» Information given

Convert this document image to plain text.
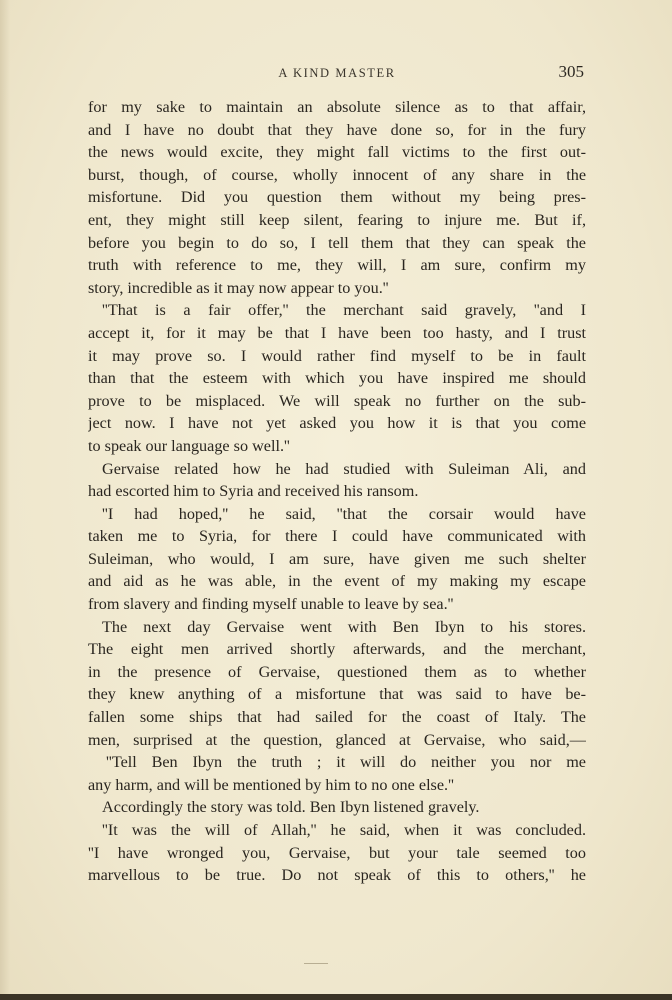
A KIND MASTER	305
for my sake to maintain an absolute silence as to that affair,
and I have no doubt that they have done so, for in the fury
the news would excite, they might fall victims to the first out-
burst, though, of course, wholly innocent of any share in the
misfortune. Did you question them without my being pres-
ent, they might still keep silent, fearing to injure me. But if,
before you begin to do so, I tell them that they can speak the
truth with reference to me, they will, I am sure, confirm my
story, incredible as it may now appear to you.''
''That is a fair offer,'' the merchant said gravely, ''and I
accept it, for it may be that I have been too hasty, and I trust
it may prove so. I would rather find myself to be in fault
than that the esteem with which you have inspired me should
prove to be misplaced. We will speak no further on the sub-
ject now. I have not yet asked you how it is that you come
to speak our language so well.''
Gervaise related how he had studied with Suleiman Ali, and
had escorted him to Syria and received his ransom.
''I had hoped,'' he said, ''that the corsair would have
taken me to Syria, for there I could have communicated with
Suleiman, who would, I am sure, have given me such shelter
and aid as he was able, in the event of my making my escape
from slavery and finding myself unable to leave by sea.''
The next day Gervaise went with Ben Ibyn to his stores.
The eight men arrived shortly afterwards, and the merchant,
in the presence of Gervaise, questioned them as to whether
they knew anything of a misfortune that was said to have be-
fallen some ships that had sailed for the coast of Italy. The
men, surprised at the question, glanced at Gervaise, who said,—
''Tell Ben Ibyn the truth ; it will do neither you nor me
any harm, and will be mentioned by him to no one else.''
Accordingly the story was told. Ben Ibyn listened gravely.
''It was the will of Allah,'' he said, when it was concluded.
''I have wronged you, Gervaise, but your tale seemed too
marvellous to be true. Do not speak of this to others,'' he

» What you have to do
Show all lines in the entries above where the word "merchant" appears.

» Solution to this problem
''That is a fair offer,'' the merchant said gravely, ''and I
The eight men arrived shortly afterwards, and the merchant,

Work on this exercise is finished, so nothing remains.